▶ _What is expected_: Please reproduce everything from the start of the listing down to the line containing "Text: 480/59.94i, 576/50i: 480/59.94i, 576/50i", including that line.

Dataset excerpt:
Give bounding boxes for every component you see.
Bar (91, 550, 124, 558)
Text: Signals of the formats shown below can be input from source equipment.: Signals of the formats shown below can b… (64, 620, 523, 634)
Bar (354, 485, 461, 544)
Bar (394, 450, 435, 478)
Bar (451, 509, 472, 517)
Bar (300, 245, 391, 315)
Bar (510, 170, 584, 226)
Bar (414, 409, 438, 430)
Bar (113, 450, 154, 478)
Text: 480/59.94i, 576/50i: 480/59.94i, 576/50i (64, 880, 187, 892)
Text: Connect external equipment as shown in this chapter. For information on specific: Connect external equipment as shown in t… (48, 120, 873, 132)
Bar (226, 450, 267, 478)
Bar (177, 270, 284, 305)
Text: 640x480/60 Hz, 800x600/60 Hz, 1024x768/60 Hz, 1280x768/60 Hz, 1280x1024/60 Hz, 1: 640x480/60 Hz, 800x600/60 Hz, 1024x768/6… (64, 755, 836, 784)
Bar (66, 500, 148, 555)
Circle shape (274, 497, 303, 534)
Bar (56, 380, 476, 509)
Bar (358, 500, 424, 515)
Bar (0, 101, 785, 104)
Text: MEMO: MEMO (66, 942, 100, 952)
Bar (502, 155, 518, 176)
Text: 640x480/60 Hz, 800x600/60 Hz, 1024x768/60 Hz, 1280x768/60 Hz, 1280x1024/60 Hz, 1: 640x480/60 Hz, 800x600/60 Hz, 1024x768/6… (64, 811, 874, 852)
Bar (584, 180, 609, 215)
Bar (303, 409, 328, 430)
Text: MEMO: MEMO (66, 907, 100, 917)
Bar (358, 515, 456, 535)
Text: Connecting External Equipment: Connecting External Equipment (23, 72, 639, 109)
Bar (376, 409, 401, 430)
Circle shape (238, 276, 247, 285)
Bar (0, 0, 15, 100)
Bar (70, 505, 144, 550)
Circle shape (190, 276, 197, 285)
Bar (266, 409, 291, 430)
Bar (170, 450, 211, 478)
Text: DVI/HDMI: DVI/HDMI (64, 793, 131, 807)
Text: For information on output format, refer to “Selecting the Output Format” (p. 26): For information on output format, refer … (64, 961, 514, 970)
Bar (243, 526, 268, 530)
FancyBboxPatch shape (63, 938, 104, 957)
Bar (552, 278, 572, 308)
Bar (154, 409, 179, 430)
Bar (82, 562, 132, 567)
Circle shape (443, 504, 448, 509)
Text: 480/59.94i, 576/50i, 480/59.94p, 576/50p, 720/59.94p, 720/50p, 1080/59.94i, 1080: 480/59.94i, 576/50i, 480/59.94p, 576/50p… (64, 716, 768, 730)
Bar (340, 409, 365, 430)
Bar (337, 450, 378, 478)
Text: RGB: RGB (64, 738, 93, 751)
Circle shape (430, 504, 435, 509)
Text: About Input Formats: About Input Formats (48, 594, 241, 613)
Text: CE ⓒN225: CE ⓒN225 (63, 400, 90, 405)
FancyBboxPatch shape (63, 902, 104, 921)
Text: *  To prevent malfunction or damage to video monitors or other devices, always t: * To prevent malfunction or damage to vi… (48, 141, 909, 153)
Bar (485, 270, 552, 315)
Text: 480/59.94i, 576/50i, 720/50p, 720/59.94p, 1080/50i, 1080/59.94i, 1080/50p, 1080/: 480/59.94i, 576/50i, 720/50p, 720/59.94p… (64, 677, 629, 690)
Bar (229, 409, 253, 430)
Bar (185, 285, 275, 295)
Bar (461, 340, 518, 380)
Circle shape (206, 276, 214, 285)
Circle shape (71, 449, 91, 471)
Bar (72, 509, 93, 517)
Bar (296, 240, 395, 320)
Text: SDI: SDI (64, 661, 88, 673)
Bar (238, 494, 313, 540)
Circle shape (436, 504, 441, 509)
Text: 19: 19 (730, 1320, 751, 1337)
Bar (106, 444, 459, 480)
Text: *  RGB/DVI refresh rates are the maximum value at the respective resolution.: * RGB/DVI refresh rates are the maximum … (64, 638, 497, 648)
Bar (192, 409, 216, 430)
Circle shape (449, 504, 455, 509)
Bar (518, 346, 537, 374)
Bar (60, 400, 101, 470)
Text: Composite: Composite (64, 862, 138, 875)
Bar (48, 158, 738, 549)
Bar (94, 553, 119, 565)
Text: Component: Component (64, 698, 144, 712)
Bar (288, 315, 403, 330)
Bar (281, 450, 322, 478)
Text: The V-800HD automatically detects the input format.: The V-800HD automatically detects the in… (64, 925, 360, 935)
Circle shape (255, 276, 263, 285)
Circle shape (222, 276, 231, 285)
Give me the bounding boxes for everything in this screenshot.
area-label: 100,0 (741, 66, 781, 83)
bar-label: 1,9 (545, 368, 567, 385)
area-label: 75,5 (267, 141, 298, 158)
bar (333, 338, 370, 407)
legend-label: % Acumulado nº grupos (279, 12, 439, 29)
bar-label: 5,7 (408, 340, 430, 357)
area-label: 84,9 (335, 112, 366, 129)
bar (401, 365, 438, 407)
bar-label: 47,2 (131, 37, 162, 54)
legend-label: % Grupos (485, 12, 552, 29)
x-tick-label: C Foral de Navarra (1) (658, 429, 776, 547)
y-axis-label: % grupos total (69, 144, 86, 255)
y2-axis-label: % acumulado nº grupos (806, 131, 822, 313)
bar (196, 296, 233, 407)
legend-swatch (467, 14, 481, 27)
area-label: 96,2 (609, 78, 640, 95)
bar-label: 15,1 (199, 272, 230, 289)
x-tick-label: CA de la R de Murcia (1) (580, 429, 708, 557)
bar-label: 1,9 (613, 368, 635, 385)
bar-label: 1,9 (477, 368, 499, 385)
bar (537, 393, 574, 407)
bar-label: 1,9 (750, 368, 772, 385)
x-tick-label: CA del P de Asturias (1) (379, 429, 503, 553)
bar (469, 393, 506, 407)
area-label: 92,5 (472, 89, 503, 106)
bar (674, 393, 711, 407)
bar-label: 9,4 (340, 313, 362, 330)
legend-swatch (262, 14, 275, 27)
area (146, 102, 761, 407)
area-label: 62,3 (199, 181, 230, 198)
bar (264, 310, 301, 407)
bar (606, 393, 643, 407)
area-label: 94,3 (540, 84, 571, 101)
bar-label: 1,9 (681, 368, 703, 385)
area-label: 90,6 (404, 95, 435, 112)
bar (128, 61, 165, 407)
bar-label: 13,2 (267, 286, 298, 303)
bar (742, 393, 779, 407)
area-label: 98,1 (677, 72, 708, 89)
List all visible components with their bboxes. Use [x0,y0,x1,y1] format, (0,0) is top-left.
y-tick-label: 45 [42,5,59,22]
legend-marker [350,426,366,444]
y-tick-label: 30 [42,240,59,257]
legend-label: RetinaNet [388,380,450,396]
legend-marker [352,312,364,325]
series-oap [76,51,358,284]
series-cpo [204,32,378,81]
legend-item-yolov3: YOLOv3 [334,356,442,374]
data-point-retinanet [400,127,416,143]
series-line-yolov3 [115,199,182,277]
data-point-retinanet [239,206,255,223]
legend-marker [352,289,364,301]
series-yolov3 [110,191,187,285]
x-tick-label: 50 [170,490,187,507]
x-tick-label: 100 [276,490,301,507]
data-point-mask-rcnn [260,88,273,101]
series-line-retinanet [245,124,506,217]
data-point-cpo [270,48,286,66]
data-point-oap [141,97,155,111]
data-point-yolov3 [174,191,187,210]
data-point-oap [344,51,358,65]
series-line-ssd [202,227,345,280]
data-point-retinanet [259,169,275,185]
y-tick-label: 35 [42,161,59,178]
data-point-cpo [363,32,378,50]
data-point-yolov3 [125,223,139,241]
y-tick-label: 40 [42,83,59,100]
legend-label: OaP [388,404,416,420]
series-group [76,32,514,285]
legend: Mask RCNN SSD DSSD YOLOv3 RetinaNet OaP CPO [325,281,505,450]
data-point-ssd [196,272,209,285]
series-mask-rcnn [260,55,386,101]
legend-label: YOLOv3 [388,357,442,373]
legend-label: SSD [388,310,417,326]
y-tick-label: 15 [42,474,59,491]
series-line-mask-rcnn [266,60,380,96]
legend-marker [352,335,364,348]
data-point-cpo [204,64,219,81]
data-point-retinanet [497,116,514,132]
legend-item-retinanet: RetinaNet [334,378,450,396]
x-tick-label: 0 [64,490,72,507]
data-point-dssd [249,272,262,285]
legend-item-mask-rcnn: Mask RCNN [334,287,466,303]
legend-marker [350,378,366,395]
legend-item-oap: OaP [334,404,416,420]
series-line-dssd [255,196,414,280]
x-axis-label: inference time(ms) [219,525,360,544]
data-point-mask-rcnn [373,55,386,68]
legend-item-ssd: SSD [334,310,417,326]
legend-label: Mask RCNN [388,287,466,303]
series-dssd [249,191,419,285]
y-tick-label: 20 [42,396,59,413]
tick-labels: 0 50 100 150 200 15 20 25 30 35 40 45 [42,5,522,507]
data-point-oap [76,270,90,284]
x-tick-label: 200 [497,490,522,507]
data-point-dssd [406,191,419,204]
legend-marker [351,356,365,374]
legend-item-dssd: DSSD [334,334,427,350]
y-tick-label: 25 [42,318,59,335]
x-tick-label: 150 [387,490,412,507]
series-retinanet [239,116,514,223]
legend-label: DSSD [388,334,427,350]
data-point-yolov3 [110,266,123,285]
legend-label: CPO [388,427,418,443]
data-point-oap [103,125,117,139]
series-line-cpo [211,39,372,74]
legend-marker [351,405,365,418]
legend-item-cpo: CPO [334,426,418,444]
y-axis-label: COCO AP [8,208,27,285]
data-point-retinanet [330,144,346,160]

▶ _Finished exercise_:
Give bounding boxes for every component you see.
Bar (91, 550, 124, 558)
Text: Signals of the formats shown below can be input from source equipment.: Signals of the formats shown below can b… (64, 620, 523, 634)
Bar (354, 485, 461, 544)
Bar (394, 450, 435, 478)
Bar (451, 509, 472, 517)
Bar (300, 245, 391, 315)
Bar (510, 170, 584, 226)
Bar (414, 409, 438, 430)
Bar (113, 450, 154, 478)
Text: 480/59.94i, 576/50i: 480/59.94i, 576/50i (64, 880, 187, 892)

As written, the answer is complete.